-------- RECORDS FOR THE EXERCISE --------

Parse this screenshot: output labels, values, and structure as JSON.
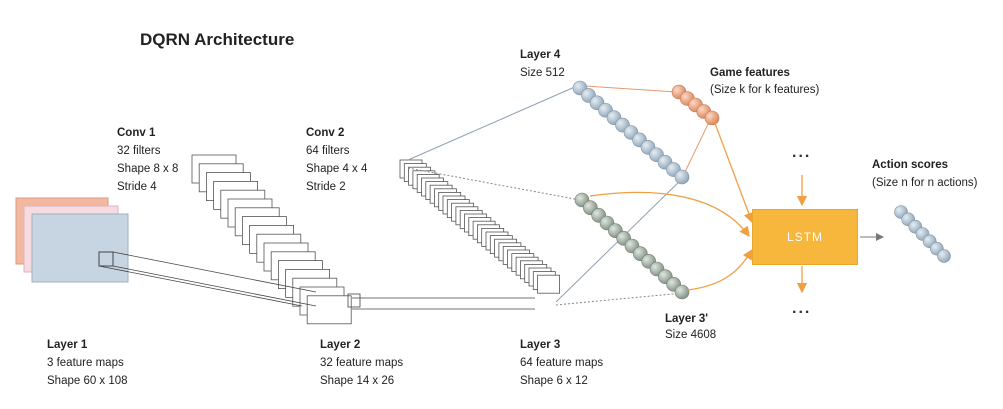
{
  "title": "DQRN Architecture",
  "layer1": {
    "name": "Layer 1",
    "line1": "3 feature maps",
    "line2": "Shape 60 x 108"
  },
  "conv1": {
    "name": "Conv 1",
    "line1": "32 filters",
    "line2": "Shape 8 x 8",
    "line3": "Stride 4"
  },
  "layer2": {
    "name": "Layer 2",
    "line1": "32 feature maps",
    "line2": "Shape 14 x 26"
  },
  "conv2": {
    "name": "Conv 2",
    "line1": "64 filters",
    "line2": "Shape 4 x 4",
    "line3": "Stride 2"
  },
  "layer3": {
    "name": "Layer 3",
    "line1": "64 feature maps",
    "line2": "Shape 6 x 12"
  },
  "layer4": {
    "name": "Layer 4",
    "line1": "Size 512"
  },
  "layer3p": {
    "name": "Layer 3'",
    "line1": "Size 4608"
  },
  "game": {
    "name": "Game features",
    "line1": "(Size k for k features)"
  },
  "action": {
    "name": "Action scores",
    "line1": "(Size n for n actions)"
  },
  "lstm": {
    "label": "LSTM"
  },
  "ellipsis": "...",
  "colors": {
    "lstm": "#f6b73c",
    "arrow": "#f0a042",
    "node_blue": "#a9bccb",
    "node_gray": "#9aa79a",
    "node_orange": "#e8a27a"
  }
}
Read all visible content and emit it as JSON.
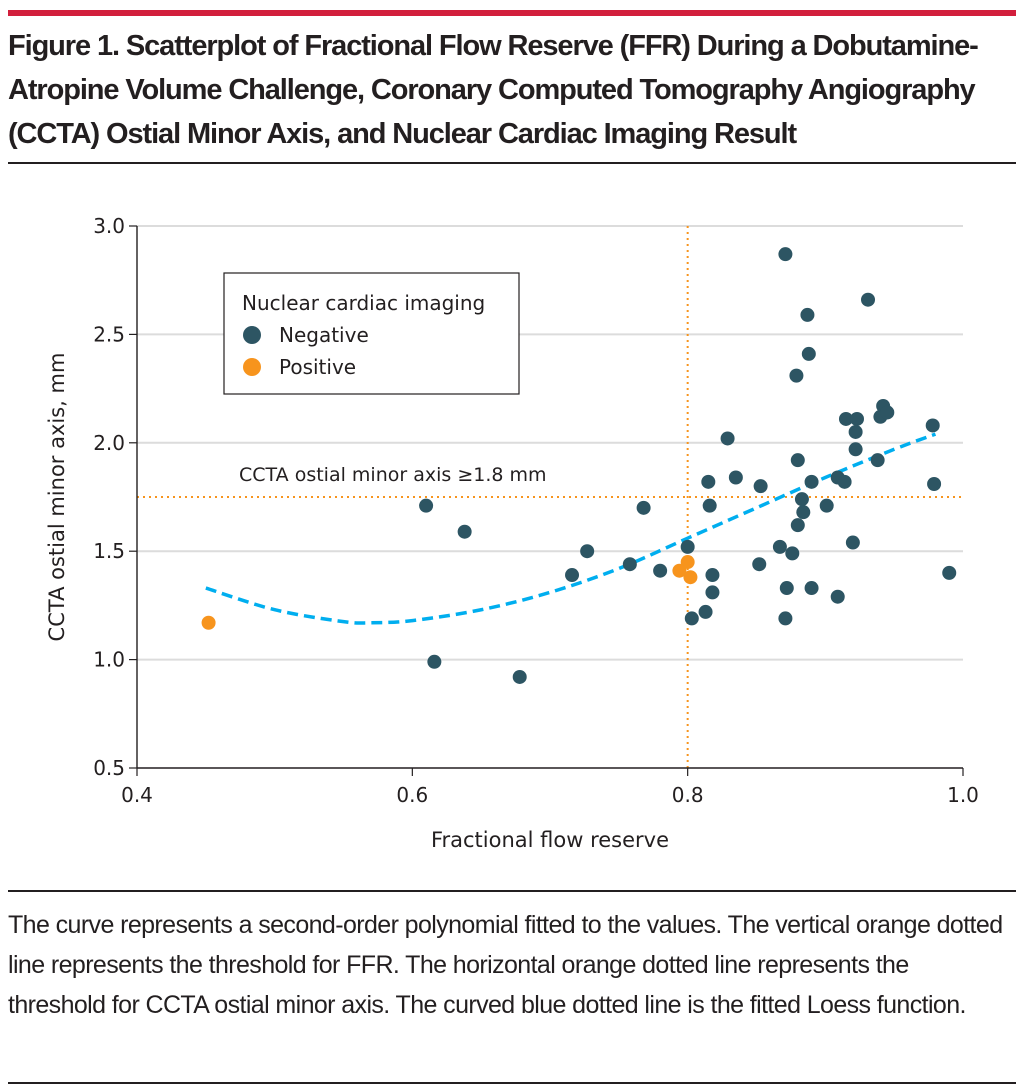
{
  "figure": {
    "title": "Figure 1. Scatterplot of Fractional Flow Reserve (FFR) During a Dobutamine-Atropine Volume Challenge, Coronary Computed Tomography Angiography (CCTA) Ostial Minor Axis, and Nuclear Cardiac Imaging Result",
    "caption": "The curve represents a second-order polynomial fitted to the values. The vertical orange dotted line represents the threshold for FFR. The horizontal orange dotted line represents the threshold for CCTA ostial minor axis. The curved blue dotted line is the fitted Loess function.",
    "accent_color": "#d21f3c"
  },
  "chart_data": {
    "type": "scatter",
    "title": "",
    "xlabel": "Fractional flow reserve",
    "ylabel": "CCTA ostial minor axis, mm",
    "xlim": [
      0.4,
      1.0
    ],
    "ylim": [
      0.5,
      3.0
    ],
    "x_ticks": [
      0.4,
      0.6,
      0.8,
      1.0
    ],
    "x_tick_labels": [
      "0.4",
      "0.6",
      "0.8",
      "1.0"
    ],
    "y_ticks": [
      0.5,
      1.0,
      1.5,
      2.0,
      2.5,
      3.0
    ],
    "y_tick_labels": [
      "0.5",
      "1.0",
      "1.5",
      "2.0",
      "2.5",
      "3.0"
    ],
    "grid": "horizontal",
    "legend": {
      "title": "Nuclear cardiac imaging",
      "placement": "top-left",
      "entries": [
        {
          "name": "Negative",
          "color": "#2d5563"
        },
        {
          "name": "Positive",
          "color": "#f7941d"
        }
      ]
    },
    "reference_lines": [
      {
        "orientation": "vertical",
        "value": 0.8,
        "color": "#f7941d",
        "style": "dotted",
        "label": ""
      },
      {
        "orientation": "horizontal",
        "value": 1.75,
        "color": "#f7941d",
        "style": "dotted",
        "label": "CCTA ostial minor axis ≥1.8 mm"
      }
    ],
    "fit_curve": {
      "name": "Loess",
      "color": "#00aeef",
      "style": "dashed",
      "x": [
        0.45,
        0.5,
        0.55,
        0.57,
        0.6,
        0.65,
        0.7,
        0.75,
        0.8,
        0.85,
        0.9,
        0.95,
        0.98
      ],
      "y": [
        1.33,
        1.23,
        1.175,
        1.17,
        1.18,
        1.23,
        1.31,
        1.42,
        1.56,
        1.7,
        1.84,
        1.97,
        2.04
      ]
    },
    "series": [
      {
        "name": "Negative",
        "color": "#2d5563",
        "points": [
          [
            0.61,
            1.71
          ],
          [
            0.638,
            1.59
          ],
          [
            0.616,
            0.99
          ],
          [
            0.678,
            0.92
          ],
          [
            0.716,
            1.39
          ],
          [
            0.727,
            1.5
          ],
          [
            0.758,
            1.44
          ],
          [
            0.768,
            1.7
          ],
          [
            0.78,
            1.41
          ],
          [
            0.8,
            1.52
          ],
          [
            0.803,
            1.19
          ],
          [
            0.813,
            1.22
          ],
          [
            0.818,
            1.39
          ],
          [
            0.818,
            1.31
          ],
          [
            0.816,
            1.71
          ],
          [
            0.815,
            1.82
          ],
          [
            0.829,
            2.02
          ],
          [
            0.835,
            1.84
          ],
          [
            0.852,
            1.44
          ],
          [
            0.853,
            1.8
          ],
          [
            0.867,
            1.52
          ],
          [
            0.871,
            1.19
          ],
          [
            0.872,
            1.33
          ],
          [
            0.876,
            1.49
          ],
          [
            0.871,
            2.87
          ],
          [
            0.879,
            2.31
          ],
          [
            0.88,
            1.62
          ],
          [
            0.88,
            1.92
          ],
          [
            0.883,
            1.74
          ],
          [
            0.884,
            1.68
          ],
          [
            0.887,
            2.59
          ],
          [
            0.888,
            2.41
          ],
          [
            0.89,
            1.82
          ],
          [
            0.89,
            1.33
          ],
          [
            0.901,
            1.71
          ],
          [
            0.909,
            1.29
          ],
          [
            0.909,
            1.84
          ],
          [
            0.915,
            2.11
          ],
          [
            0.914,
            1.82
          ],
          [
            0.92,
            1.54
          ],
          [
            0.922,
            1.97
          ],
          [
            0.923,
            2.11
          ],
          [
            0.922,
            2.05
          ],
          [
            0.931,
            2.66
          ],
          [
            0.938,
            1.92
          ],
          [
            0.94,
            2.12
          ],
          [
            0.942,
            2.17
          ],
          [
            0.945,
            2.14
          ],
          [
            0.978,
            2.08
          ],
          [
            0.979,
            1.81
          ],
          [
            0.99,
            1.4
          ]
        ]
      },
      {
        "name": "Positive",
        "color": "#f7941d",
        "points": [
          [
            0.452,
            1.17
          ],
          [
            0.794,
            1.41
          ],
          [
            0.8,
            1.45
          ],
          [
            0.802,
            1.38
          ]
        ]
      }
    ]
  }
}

--------

● **TO BE DONE**
Write out each entry exactly as given, omitting any picture.

● **THE RESULT**
Parse this screenshot: output labels, values, and structure as JSON.
{
  "title": "DQRN Architecture",
  "layer1": {
    "name": "Layer 1",
    "line1": "3 feature maps",
    "line2": "Shape 60 x 108"
  },
  "conv1": {
    "name": "Conv 1",
    "line1": "32 filters",
    "line2": "Shape 8 x 8",
    "line3": "Stride 4"
  },
  "layer2": {
    "name": "Layer 2",
    "line1": "32 feature maps",
    "line2": "Shape 14 x 26"
  },
  "conv2": {
    "name": "Conv 2",
    "line1": "64 filters",
    "line2": "Shape 4 x 4",
    "line3": "Stride 2"
  },
  "layer3": {
    "name": "Layer 3",
    "line1": "64 feature maps",
    "line2": "Shape 6 x 12"
  },
  "layer4": {
    "name": "Layer 4",
    "line1": "Size 512"
  },
  "layer3p": {
    "name": "Layer 3'",
    "line1": "Size 4608"
  },
  "game": {
    "name": "Game features",
    "line1": "(Size k for k features)"
  },
  "action": {
    "name": "Action scores",
    "line1": "(Size n for n actions)"
  },
  "lstm": {
    "label": "LSTM"
  },
  "ellipsis": "...",
  "colors": {
    "lstm": "#f6b73c",
    "arrow": "#f0a042",
    "node_blue": "#a9bccb",
    "node_gray": "#9aa79a",
    "node_orange": "#e8a27a"
  }
}
Read all visible content and emit it as JSON.
{
  "figure": {
    "title": "Figure 1. Scatterplot of Fractional Flow Reserve (FFR) During a Dobutamine-Atropine Volume Challenge, Coronary Computed Tomography Angiography (CCTA) Ostial Minor Axis, and Nuclear Cardiac Imaging Result",
    "caption": "The curve represents a second-order polynomial fitted to the values. The vertical orange dotted line represents the threshold for FFR. The horizontal orange dotted line represents the threshold for CCTA ostial minor axis. The curved blue dotted line is the fitted Loess function.",
    "accent_color": "#d21f3c"
  },
  "chart_data": {
    "type": "scatter",
    "title": "",
    "xlabel": "Fractional flow reserve",
    "ylabel": "CCTA ostial minor axis, mm",
    "xlim": [
      0.4,
      1.0
    ],
    "ylim": [
      0.5,
      3.0
    ],
    "x_ticks": [
      0.4,
      0.6,
      0.8,
      1.0
    ],
    "x_tick_labels": [
      "0.4",
      "0.6",
      "0.8",
      "1.0"
    ],
    "y_ticks": [
      0.5,
      1.0,
      1.5,
      2.0,
      2.5,
      3.0
    ],
    "y_tick_labels": [
      "0.5",
      "1.0",
      "1.5",
      "2.0",
      "2.5",
      "3.0"
    ],
    "grid": "horizontal",
    "legend": {
      "title": "Nuclear cardiac imaging",
      "placement": "top-left",
      "entries": [
        {
          "name": "Negative",
          "color": "#2d5563"
        },
        {
          "name": "Positive",
          "color": "#f7941d"
        }
      ]
    },
    "reference_lines": [
      {
        "orientation": "vertical",
        "value": 0.8,
        "color": "#f7941d",
        "style": "dotted",
        "label": ""
      },
      {
        "orientation": "horizontal",
        "value": 1.75,
        "color": "#f7941d",
        "style": "dotted",
        "label": "CCTA ostial minor axis ≥1.8 mm"
      }
    ],
    "fit_curve": {
      "name": "Loess",
      "color": "#00aeef",
      "style": "dashed",
      "x": [
        0.45,
        0.5,
        0.55,
        0.57,
        0.6,
        0.65,
        0.7,
        0.75,
        0.8,
        0.85,
        0.9,
        0.95,
        0.98
      ],
      "y": [
        1.33,
        1.23,
        1.175,
        1.17,
        1.18,
        1.23,
        1.31,
        1.42,
        1.56,
        1.7,
        1.84,
        1.97,
        2.04
      ]
    },
    "series": [
      {
        "name": "Negative",
        "color": "#2d5563",
        "points": [
          [
            0.61,
            1.71
          ],
          [
            0.638,
            1.59
          ],
          [
            0.616,
            0.99
          ],
          [
            0.678,
            0.92
          ],
          [
            0.716,
            1.39
          ],
          [
            0.727,
            1.5
          ],
          [
            0.758,
            1.44
          ],
          [
            0.768,
            1.7
          ],
          [
            0.78,
            1.41
          ],
          [
            0.8,
            1.52
          ],
          [
            0.803,
            1.19
          ],
          [
            0.813,
            1.22
          ],
          [
            0.818,
            1.39
          ],
          [
            0.818,
            1.31
          ],
          [
            0.816,
            1.71
          ],
          [
            0.815,
            1.82
          ],
          [
            0.829,
            2.02
          ],
          [
            0.835,
            1.84
          ],
          [
            0.852,
            1.44
          ],
          [
            0.853,
            1.8
          ],
          [
            0.867,
            1.52
          ],
          [
            0.871,
            1.19
          ],
          [
            0.872,
            1.33
          ],
          [
            0.876,
            1.49
          ],
          [
            0.871,
            2.87
          ],
          [
            0.879,
            2.31
          ],
          [
            0.88,
            1.62
          ],
          [
            0.88,
            1.92
          ],
          [
            0.883,
            1.74
          ],
          [
            0.884,
            1.68
          ],
          [
            0.887,
            2.59
          ],
          [
            0.888,
            2.41
          ],
          [
            0.89,
            1.82
          ],
          [
            0.89,
            1.33
          ],
          [
            0.901,
            1.71
          ],
          [
            0.909,
            1.29
          ],
          [
            0.909,
            1.84
          ],
          [
            0.915,
            2.11
          ],
          [
            0.914,
            1.82
          ],
          [
            0.92,
            1.54
          ],
          [
            0.922,
            1.97
          ],
          [
            0.923,
            2.11
          ],
          [
            0.922,
            2.05
          ],
          [
            0.931,
            2.66
          ],
          [
            0.938,
            1.92
          ],
          [
            0.94,
            2.12
          ],
          [
            0.942,
            2.17
          ],
          [
            0.945,
            2.14
          ],
          [
            0.978,
            2.08
          ],
          [
            0.979,
            1.81
          ],
          [
            0.99,
            1.4
          ]
        ]
      },
      {
        "name": "Positive",
        "color": "#f7941d",
        "points": [
          [
            0.452,
            1.17
          ],
          [
            0.794,
            1.41
          ],
          [
            0.8,
            1.45
          ],
          [
            0.802,
            1.38
          ]
        ]
      }
    ]
  }
}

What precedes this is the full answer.